• Problem details: Leave out every picture, then transcribe the rest of the listing exactly.

• Stored items:
· · · · · · ·
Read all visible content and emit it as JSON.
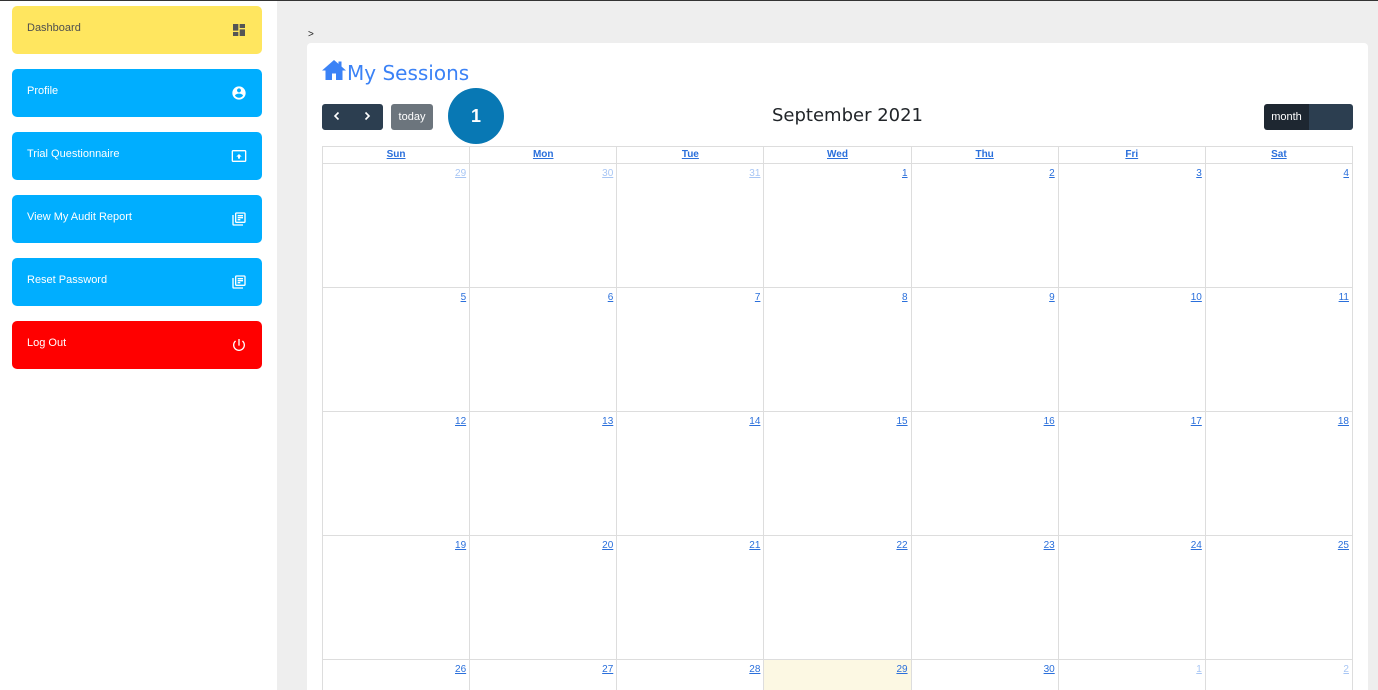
{
  "sidebar": {
    "items": [
      {
        "label": "Dashboard",
        "icon": "dashboard-icon"
      },
      {
        "label": "Profile",
        "icon": "account-circle-icon"
      },
      {
        "label": "Trial Questionnaire",
        "icon": "upload-box-icon"
      },
      {
        "label": "View My Audit Report",
        "icon": "library-books-icon"
      },
      {
        "label": "Reset Password",
        "icon": "library-books-icon"
      },
      {
        "label": "Log Out",
        "icon": "power-icon"
      }
    ],
    "colors": {
      "dashboard": "#ffe65f",
      "default": "#00aeff",
      "logout": "#ff0000"
    }
  },
  "breadcrumb": ">",
  "page": {
    "title": "My Sessions",
    "title_icon": "home-icon"
  },
  "calendar": {
    "prev_icon": "chevron-left-icon",
    "next_icon": "chevron-right-icon",
    "today_label": "today",
    "badge": "1",
    "month_title": "September 2021",
    "view_month_label": "month",
    "weekdays": [
      "Sun",
      "Mon",
      "Tue",
      "Wed",
      "Thu",
      "Fri",
      "Sat"
    ],
    "weeks": [
      [
        {
          "d": "29",
          "other": true
        },
        {
          "d": "30",
          "other": true
        },
        {
          "d": "31",
          "other": true
        },
        {
          "d": "1"
        },
        {
          "d": "2"
        },
        {
          "d": "3"
        },
        {
          "d": "4"
        }
      ],
      [
        {
          "d": "5"
        },
        {
          "d": "6"
        },
        {
          "d": "7"
        },
        {
          "d": "8"
        },
        {
          "d": "9"
        },
        {
          "d": "10"
        },
        {
          "d": "11"
        }
      ],
      [
        {
          "d": "12"
        },
        {
          "d": "13"
        },
        {
          "d": "14"
        },
        {
          "d": "15"
        },
        {
          "d": "16"
        },
        {
          "d": "17"
        },
        {
          "d": "18"
        }
      ],
      [
        {
          "d": "19"
        },
        {
          "d": "20"
        },
        {
          "d": "21"
        },
        {
          "d": "22"
        },
        {
          "d": "23"
        },
        {
          "d": "24"
        },
        {
          "d": "25"
        }
      ],
      [
        {
          "d": "26"
        },
        {
          "d": "27"
        },
        {
          "d": "28"
        },
        {
          "d": "29",
          "today": true
        },
        {
          "d": "30"
        },
        {
          "d": "1",
          "other": true
        },
        {
          "d": "2",
          "other": true
        }
      ]
    ]
  }
}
· · · · · · ·
• The completed task:
Read all visible content and emit it as JSON.
{
  "sidebar": {
    "items": [
      {
        "label": "Dashboard",
        "icon": "dashboard-icon"
      },
      {
        "label": "Profile",
        "icon": "account-circle-icon"
      },
      {
        "label": "Trial Questionnaire",
        "icon": "upload-box-icon"
      },
      {
        "label": "View My Audit Report",
        "icon": "library-books-icon"
      },
      {
        "label": "Reset Password",
        "icon": "library-books-icon"
      },
      {
        "label": "Log Out",
        "icon": "power-icon"
      }
    ],
    "colors": {
      "dashboard": "#ffe65f",
      "default": "#00aeff",
      "logout": "#ff0000"
    }
  },
  "breadcrumb": ">",
  "page": {
    "title": "My Sessions",
    "title_icon": "home-icon"
  },
  "calendar": {
    "prev_icon": "chevron-left-icon",
    "next_icon": "chevron-right-icon",
    "today_label": "today",
    "badge": "1",
    "month_title": "September 2021",
    "view_month_label": "month",
    "weekdays": [
      "Sun",
      "Mon",
      "Tue",
      "Wed",
      "Thu",
      "Fri",
      "Sat"
    ],
    "weeks": [
      [
        {
          "d": "29",
          "other": true
        },
        {
          "d": "30",
          "other": true
        },
        {
          "d": "31",
          "other": true
        },
        {
          "d": "1"
        },
        {
          "d": "2"
        },
        {
          "d": "3"
        },
        {
          "d": "4"
        }
      ],
      [
        {
          "d": "5"
        },
        {
          "d": "6"
        },
        {
          "d": "7"
        },
        {
          "d": "8"
        },
        {
          "d": "9"
        },
        {
          "d": "10"
        },
        {
          "d": "11"
        }
      ],
      [
        {
          "d": "12"
        },
        {
          "d": "13"
        },
        {
          "d": "14"
        },
        {
          "d": "15"
        },
        {
          "d": "16"
        },
        {
          "d": "17"
        },
        {
          "d": "18"
        }
      ],
      [
        {
          "d": "19"
        },
        {
          "d": "20"
        },
        {
          "d": "21"
        },
        {
          "d": "22"
        },
        {
          "d": "23"
        },
        {
          "d": "24"
        },
        {
          "d": "25"
        }
      ],
      [
        {
          "d": "26"
        },
        {
          "d": "27"
        },
        {
          "d": "28"
        },
        {
          "d": "29",
          "today": true
        },
        {
          "d": "30"
        },
        {
          "d": "1",
          "other": true
        },
        {
          "d": "2",
          "other": true
        }
      ]
    ]
  }
}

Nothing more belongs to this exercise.